» Data to process:
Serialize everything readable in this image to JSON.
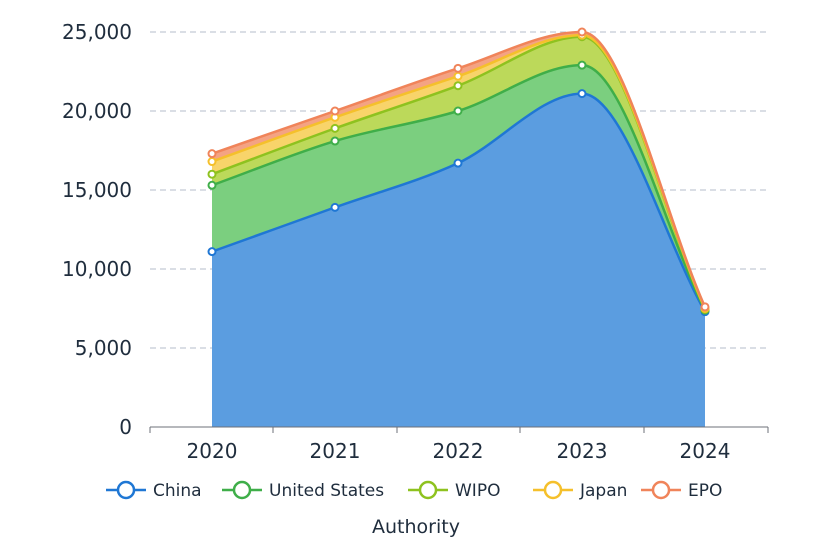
{
  "chart_data": {
    "type": "area",
    "stacked": true,
    "categories": [
      "2020",
      "2021",
      "2022",
      "2023",
      "2024"
    ],
    "series": [
      {
        "name": "China",
        "color": "#1f77d4",
        "fill": "#5b9de0",
        "values": [
          11100,
          13900,
          16700,
          21100,
          7300
        ]
      },
      {
        "name": "United States",
        "color": "#3fae49",
        "fill": "#7bcf7f",
        "values": [
          4200,
          4200,
          3300,
          1800,
          100
        ]
      },
      {
        "name": "WIPO",
        "color": "#8ec21f",
        "fill": "#bcd95a",
        "values": [
          700,
          800,
          1600,
          1800,
          50
        ]
      },
      {
        "name": "Japan",
        "color": "#f5c02b",
        "fill": "#f8d46a",
        "values": [
          800,
          700,
          600,
          100,
          50
        ]
      },
      {
        "name": "EPO",
        "color": "#f0845a",
        "fill": "#f4a383",
        "values": [
          500,
          400,
          500,
          200,
          100
        ]
      }
    ],
    "y_ticks": [
      "0",
      "5,000",
      "10,000",
      "15,000",
      "20,000",
      "25,000"
    ],
    "ylim": [
      0,
      25000
    ],
    "xlabel": "Authority",
    "ylabel": "",
    "grid": true,
    "legend_position": "bottom"
  }
}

» What you have to do: Where a line in the material above holds "fill", copy that line.

» Finished exercise:
        "fill": "#5b9de0",
        "fill": "#7bcf7f",
        "fill": "#bcd95a",
        "fill": "#f8d46a",
        "fill": "#f4a383",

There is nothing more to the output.